▸ **RECORDS TO PROCESS**:
········

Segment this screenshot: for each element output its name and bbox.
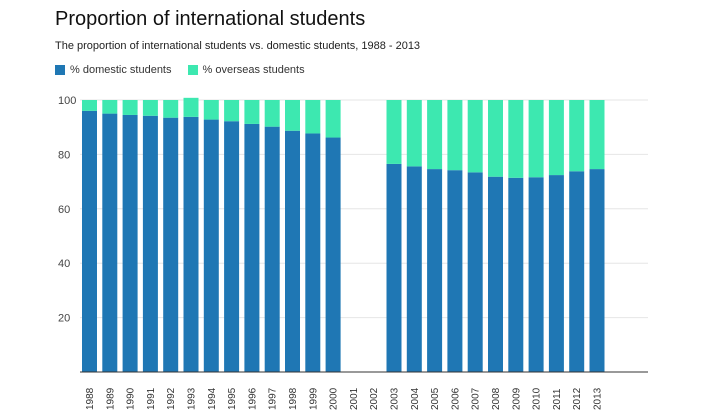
x-tick-label: 1992 xyxy=(166,387,177,410)
bar-overseas-1996[interactable] xyxy=(244,100,260,124)
bar-overseas-1990[interactable] xyxy=(122,100,138,115)
bar-overseas-2006[interactable] xyxy=(447,100,463,171)
bar-overseas-2012[interactable] xyxy=(569,100,585,172)
x-tick-label: 2009 xyxy=(511,387,522,410)
bar-overseas-1988[interactable] xyxy=(82,100,97,111)
legend-label-domestic: % domestic students xyxy=(70,64,172,76)
bar-domestic-2012[interactable] xyxy=(569,171,585,372)
bar-domestic-2011[interactable] xyxy=(548,175,564,372)
x-tick-label: 2003 xyxy=(390,387,401,410)
bar-overseas-2003[interactable] xyxy=(386,100,402,164)
legend-swatch-overseas xyxy=(187,65,198,75)
bar-domestic-1992[interactable] xyxy=(163,117,179,373)
x-tick-label: 2008 xyxy=(491,387,502,410)
y-tick-label: 40 xyxy=(58,258,70,270)
bar-domestic-1991[interactable] xyxy=(142,115,158,372)
bar-overseas-2000[interactable] xyxy=(325,100,341,138)
legend-swatch-domestic xyxy=(55,65,65,75)
x-tick-label: 1988 xyxy=(85,387,96,410)
bar-domestic-2006[interactable] xyxy=(447,170,463,372)
bar-overseas-2008[interactable] xyxy=(488,100,503,177)
bar-overseas-2005[interactable] xyxy=(427,100,443,170)
x-tick-label: 1997 xyxy=(268,387,279,410)
x-tick-label: 1991 xyxy=(146,387,157,410)
x-tick-label: 2006 xyxy=(450,387,461,410)
bar-domestic-1989[interactable] xyxy=(102,113,118,372)
y-tick-label: 80 xyxy=(58,149,70,161)
x-tick-label: 2011 xyxy=(552,388,563,410)
bar-domestic-2010[interactable] xyxy=(528,177,544,372)
x-tick-label: 2010 xyxy=(532,387,543,410)
bar-domestic-1988[interactable] xyxy=(82,110,97,372)
legend-item-domestic[interactable]: % domestic students xyxy=(55,64,172,76)
x-tick-label: 2012 xyxy=(572,387,583,410)
bar-overseas-2010[interactable] xyxy=(528,100,544,178)
legend-item-overseas[interactable]: % overseas students xyxy=(187,64,305,76)
y-tick-label: 20 xyxy=(58,313,70,325)
x-tick-label: 1994 xyxy=(207,387,218,410)
bar-overseas-1993[interactable] xyxy=(183,97,199,117)
x-tick-label: 2004 xyxy=(410,387,421,410)
bar-overseas-1999[interactable] xyxy=(305,100,321,134)
bar-domestic-1994[interactable] xyxy=(203,119,219,372)
bar-domestic-2007[interactable] xyxy=(467,172,483,372)
x-tick-label: 2005 xyxy=(430,387,441,410)
bar-domestic-1993[interactable] xyxy=(183,116,199,372)
x-tick-label: 1998 xyxy=(288,387,299,410)
bar-overseas-1998[interactable] xyxy=(285,100,300,131)
bar-domestic-2005[interactable] xyxy=(427,169,443,372)
bar-overseas-1995[interactable] xyxy=(224,100,240,122)
bar-domestic-1999[interactable] xyxy=(305,133,321,372)
bar-domestic-2013[interactable] xyxy=(589,169,605,372)
x-tick-label: 2002 xyxy=(369,387,380,410)
bar-domestic-2000[interactable] xyxy=(325,137,341,372)
bar-domestic-2009[interactable] xyxy=(508,177,524,372)
x-tick-label: 1999 xyxy=(308,387,319,410)
y-tick-label: 60 xyxy=(58,204,70,216)
legend-label-overseas: % overseas students xyxy=(202,64,305,76)
bar-domestic-2003[interactable] xyxy=(386,163,402,372)
bar-overseas-2004[interactable] xyxy=(406,100,422,167)
bar-overseas-1989[interactable] xyxy=(102,100,118,114)
bar-domestic-2004[interactable] xyxy=(406,166,422,372)
bar-overseas-1997[interactable] xyxy=(264,100,280,127)
x-tick-label: 2013 xyxy=(593,387,604,410)
bar-overseas-1992[interactable] xyxy=(163,100,179,118)
bar-domestic-2008[interactable] xyxy=(488,176,503,372)
x-tick-label: 1996 xyxy=(247,387,258,410)
y-tick-label: 100 xyxy=(58,95,76,107)
bar-overseas-2009[interactable] xyxy=(508,100,524,178)
bar-overseas-2011[interactable] xyxy=(548,100,564,176)
chart-legend: % domestic students % overseas students xyxy=(55,64,321,76)
bar-overseas-2007[interactable] xyxy=(467,100,483,173)
chart-subtitle: The proportion of international students… xyxy=(55,40,421,52)
bar-overseas-1994[interactable] xyxy=(203,100,219,120)
bar-domestic-1997[interactable] xyxy=(264,126,280,372)
chart-title: Proportion of international students xyxy=(55,8,366,30)
x-tick-label: 1995 xyxy=(227,387,238,410)
x-tick-label: 2000 xyxy=(329,387,340,410)
bar-domestic-1995[interactable] xyxy=(224,121,240,372)
bar-domestic-1998[interactable] xyxy=(285,130,300,372)
x-tick-label: 1990 xyxy=(126,387,137,410)
x-tick-label: 1993 xyxy=(187,387,198,410)
bar-domestic-1990[interactable] xyxy=(122,114,138,373)
bar-domestic-1996[interactable] xyxy=(244,123,260,372)
bar-overseas-2013[interactable] xyxy=(589,100,605,170)
x-tick-label: 2001 xyxy=(349,387,360,410)
x-tick-label: 2007 xyxy=(471,387,482,410)
x-tick-label: 1989 xyxy=(105,387,116,410)
bar-overseas-1991[interactable] xyxy=(142,100,158,116)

········

▸ **TO DO**:
Please return every line of the items above unchanged, leaving out the pictures.

▸ **FINAL ANSWER**:
Segment this screenshot: for each element output its name and bbox.
x-tick-label: 1992 xyxy=(166,387,177,410)
bar-overseas-1996[interactable] xyxy=(244,100,260,124)
bar-overseas-1990[interactable] xyxy=(122,100,138,115)
bar-overseas-2006[interactable] xyxy=(447,100,463,171)
bar-overseas-2012[interactable] xyxy=(569,100,585,172)
x-tick-label: 2009 xyxy=(511,387,522,410)
bar-overseas-1988[interactable] xyxy=(82,100,97,111)
legend-label-domestic: % domestic students xyxy=(70,64,172,76)
bar-domestic-2012[interactable] xyxy=(569,171,585,372)
bar-domestic-2011[interactable] xyxy=(548,175,564,372)
x-tick-label: 2003 xyxy=(390,387,401,410)
bar-overseas-2003[interactable] xyxy=(386,100,402,164)
legend-swatch-overseas xyxy=(187,65,198,75)
bar-domestic-1992[interactable] xyxy=(163,117,179,373)
x-tick-label: 2008 xyxy=(491,387,502,410)
y-tick-label: 40 xyxy=(58,258,70,270)
bar-domestic-1991[interactable] xyxy=(142,115,158,372)
bar-overseas-2000[interactable] xyxy=(325,100,341,138)
legend-swatch-domestic xyxy=(55,65,65,75)
x-tick-label: 1988 xyxy=(85,387,96,410)
bar-domestic-2006[interactable] xyxy=(447,170,463,372)
bar-overseas-2008[interactable] xyxy=(488,100,503,177)
bar-overseas-2005[interactable] xyxy=(427,100,443,170)
x-tick-label: 1997 xyxy=(268,387,279,410)
x-tick-label: 1991 xyxy=(146,387,157,410)
x-tick-label: 2006 xyxy=(450,387,461,410)
bar-domestic-1989[interactable] xyxy=(102,113,118,372)
y-tick-label: 80 xyxy=(58,149,70,161)
x-tick-label: 2011 xyxy=(552,388,563,410)
bar-domestic-2010[interactable] xyxy=(528,177,544,372)
x-tick-label: 2010 xyxy=(532,387,543,410)
bar-domestic-1988[interactable] xyxy=(82,110,97,372)
legend-item-domestic[interactable]: % domestic students xyxy=(55,64,172,76)
x-tick-label: 2012 xyxy=(572,387,583,410)
bar-overseas-2010[interactable] xyxy=(528,100,544,178)
legend-item-overseas[interactable]: % overseas students xyxy=(187,64,305,76)
y-tick-label: 20 xyxy=(58,313,70,325)
x-tick-label: 1994 xyxy=(207,387,218,410)
bar-overseas-1993[interactable] xyxy=(183,97,199,117)
x-tick-label: 2004 xyxy=(410,387,421,410)
bar-overseas-1999[interactable] xyxy=(305,100,321,134)
bar-domestic-1994[interactable] xyxy=(203,119,219,372)
bar-domestic-2007[interactable] xyxy=(467,172,483,372)
x-tick-label: 2005 xyxy=(430,387,441,410)
bar-domestic-1993[interactable] xyxy=(183,116,199,372)
x-tick-label: 1998 xyxy=(288,387,299,410)
bar-overseas-1998[interactable] xyxy=(285,100,300,131)
bar-domestic-2005[interactable] xyxy=(427,169,443,372)
bar-overseas-1995[interactable] xyxy=(224,100,240,122)
bar-domestic-1999[interactable] xyxy=(305,133,321,372)
bar-domestic-2013[interactable] xyxy=(589,169,605,372)
x-tick-label: 2002 xyxy=(369,387,380,410)
bar-domestic-2000[interactable] xyxy=(325,137,341,372)
bar-domestic-2009[interactable] xyxy=(508,177,524,372)
x-tick-label: 1999 xyxy=(308,387,319,410)
y-tick-label: 60 xyxy=(58,204,70,216)
legend-label-overseas: % overseas students xyxy=(202,64,305,76)
bar-domestic-2003[interactable] xyxy=(386,163,402,372)
bar-overseas-2004[interactable] xyxy=(406,100,422,167)
bar-overseas-1989[interactable] xyxy=(102,100,118,114)
bar-domestic-2004[interactable] xyxy=(406,166,422,372)
bar-overseas-1997[interactable] xyxy=(264,100,280,127)
x-tick-label: 2013 xyxy=(593,387,604,410)
bar-overseas-1992[interactable] xyxy=(163,100,179,118)
bar-domestic-2008[interactable] xyxy=(488,176,503,372)
x-tick-label: 1996 xyxy=(247,387,258,410)
y-tick-label: 100 xyxy=(58,95,76,107)
bar-overseas-2009[interactable] xyxy=(508,100,524,178)
bar-overseas-2011[interactable] xyxy=(548,100,564,176)
chart-legend: % domestic students % overseas students xyxy=(55,64,321,76)
bar-overseas-2007[interactable] xyxy=(467,100,483,173)
chart-subtitle: The proportion of international students… xyxy=(55,40,421,52)
bar-overseas-1994[interactable] xyxy=(203,100,219,120)
bar-domestic-1997[interactable] xyxy=(264,126,280,372)
chart-title: Proportion of international students xyxy=(55,8,366,30)
x-tick-label: 1995 xyxy=(227,387,238,410)
x-tick-label: 2000 xyxy=(329,387,340,410)
bar-domestic-1995[interactable] xyxy=(224,121,240,372)
bar-domestic-1998[interactable] xyxy=(285,130,300,372)
x-tick-label: 1990 xyxy=(126,387,137,410)
x-tick-label: 1993 xyxy=(187,387,198,410)
bar-domestic-1990[interactable] xyxy=(122,114,138,373)
bar-domestic-1996[interactable] xyxy=(244,123,260,372)
bar-overseas-2013[interactable] xyxy=(589,100,605,170)
x-tick-label: 2001 xyxy=(349,387,360,410)
x-tick-label: 2007 xyxy=(471,387,482,410)
x-tick-label: 1989 xyxy=(105,387,116,410)
bar-overseas-1991[interactable] xyxy=(142,100,158,116)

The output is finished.